**Task statement**. Set down every record once more, exactly as given.

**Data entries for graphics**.

◇ ◇ ◇ ◇ ◇

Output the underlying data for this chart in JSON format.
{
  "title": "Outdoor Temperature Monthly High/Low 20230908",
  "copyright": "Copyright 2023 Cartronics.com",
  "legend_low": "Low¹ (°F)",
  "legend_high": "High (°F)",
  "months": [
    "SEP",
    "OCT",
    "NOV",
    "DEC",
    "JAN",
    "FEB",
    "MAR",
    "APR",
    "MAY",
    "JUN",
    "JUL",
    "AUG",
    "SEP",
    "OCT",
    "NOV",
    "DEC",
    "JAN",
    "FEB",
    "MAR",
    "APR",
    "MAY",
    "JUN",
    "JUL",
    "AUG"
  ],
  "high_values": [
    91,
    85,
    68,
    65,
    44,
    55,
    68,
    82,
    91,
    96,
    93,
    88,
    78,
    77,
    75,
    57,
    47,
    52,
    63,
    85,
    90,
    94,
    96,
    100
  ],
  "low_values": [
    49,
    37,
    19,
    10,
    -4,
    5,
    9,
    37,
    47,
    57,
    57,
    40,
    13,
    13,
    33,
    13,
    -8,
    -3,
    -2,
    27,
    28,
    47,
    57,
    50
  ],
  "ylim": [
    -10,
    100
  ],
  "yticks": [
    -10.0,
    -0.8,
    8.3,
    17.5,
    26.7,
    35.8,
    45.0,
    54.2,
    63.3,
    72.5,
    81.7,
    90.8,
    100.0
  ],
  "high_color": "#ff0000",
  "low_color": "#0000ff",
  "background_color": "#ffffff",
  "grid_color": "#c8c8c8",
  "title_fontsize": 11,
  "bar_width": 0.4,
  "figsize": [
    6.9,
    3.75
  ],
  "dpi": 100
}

◇ ◇ ◇ ◇ ◇

**Expected answer**.
Output the underlying data for this chart in JSON format.
{
  "title": "Outdoor Temperature Monthly High/Low 20230908",
  "copyright": "Copyright 2023 Cartronics.com",
  "legend_low": "Low¹ (°F)",
  "legend_high": "High (°F)",
  "months": [
    "SEP",
    "OCT",
    "NOV",
    "DEC",
    "JAN",
    "FEB",
    "MAR",
    "APR",
    "MAY",
    "JUN",
    "JUL",
    "AUG",
    "SEP",
    "OCT",
    "NOV",
    "DEC",
    "JAN",
    "FEB",
    "MAR",
    "APR",
    "MAY",
    "JUN",
    "JUL",
    "AUG"
  ],
  "high_values": [
    91,
    85,
    68,
    65,
    44,
    55,
    68,
    82,
    91,
    96,
    93,
    88,
    78,
    77,
    75,
    57,
    47,
    52,
    63,
    85,
    90,
    94,
    96,
    100
  ],
  "low_values": [
    49,
    37,
    19,
    10,
    -4,
    5,
    9,
    37,
    47,
    57,
    57,
    40,
    13,
    13,
    33,
    13,
    -8,
    -3,
    -2,
    27,
    28,
    47,
    57,
    50
  ],
  "ylim": [
    -10,
    100
  ],
  "yticks": [
    -10.0,
    -0.8,
    8.3,
    17.5,
    26.7,
    35.8,
    45.0,
    54.2,
    63.3,
    72.5,
    81.7,
    90.8,
    100.0
  ],
  "high_color": "#ff0000",
  "low_color": "#0000ff",
  "background_color": "#ffffff",
  "grid_color": "#c8c8c8",
  "title_fontsize": 11,
  "bar_width": 0.4,
  "figsize": [
    6.9,
    3.75
  ],
  "dpi": 100
}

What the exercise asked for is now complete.